>>>
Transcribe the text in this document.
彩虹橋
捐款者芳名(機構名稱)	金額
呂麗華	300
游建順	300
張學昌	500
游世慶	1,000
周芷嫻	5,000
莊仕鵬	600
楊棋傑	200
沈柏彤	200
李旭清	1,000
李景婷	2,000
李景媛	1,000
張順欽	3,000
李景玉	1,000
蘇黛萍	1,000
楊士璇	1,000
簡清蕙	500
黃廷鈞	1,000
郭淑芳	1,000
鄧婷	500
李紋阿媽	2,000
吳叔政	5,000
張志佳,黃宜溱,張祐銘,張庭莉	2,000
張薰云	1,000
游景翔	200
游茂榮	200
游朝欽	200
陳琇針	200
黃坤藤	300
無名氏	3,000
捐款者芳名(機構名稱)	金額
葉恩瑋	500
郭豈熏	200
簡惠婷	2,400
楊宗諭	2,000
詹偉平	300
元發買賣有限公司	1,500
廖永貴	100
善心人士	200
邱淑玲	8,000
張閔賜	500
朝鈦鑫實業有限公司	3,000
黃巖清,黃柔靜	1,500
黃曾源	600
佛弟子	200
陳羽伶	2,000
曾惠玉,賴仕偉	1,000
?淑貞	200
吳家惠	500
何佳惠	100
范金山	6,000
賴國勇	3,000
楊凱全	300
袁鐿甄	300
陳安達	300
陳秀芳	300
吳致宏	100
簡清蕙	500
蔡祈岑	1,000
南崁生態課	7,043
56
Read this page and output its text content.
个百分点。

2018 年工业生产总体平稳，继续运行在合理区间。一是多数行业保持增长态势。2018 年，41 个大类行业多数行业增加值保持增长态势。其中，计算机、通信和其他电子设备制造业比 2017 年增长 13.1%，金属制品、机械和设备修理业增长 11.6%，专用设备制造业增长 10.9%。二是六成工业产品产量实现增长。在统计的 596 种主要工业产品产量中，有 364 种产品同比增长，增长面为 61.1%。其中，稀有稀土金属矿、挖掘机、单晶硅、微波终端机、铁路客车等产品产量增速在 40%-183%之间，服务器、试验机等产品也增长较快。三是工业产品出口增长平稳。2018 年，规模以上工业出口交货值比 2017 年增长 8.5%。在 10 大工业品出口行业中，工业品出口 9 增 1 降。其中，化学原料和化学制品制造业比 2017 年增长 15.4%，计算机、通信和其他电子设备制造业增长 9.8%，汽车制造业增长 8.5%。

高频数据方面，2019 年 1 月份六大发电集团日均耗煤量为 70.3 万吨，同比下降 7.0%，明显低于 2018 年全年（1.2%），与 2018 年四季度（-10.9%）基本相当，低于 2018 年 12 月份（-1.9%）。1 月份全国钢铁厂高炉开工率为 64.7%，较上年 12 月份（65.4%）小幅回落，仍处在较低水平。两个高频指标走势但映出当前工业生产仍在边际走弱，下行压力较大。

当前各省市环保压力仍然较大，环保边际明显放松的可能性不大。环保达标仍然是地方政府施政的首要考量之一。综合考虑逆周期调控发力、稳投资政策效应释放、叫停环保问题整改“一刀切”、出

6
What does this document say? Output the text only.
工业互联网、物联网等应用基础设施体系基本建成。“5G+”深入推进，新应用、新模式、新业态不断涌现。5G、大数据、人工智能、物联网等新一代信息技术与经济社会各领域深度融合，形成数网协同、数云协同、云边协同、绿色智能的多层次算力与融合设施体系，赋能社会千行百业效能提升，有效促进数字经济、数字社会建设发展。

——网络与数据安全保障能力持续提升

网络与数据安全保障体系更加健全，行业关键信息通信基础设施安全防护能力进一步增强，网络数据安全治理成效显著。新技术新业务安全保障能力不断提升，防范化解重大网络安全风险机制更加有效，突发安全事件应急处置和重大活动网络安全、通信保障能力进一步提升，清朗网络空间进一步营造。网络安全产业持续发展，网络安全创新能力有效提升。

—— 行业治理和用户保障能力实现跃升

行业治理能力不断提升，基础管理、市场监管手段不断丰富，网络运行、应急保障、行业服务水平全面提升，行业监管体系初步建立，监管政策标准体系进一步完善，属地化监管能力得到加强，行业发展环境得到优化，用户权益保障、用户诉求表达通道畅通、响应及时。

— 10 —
<<<
• _WORK TO BE COMPLETED_
Return each line with "text".

• _FINAL RESULT_
Transcribe the text in this document.
Read this page and output its text content.
What does this document say? Output the text only.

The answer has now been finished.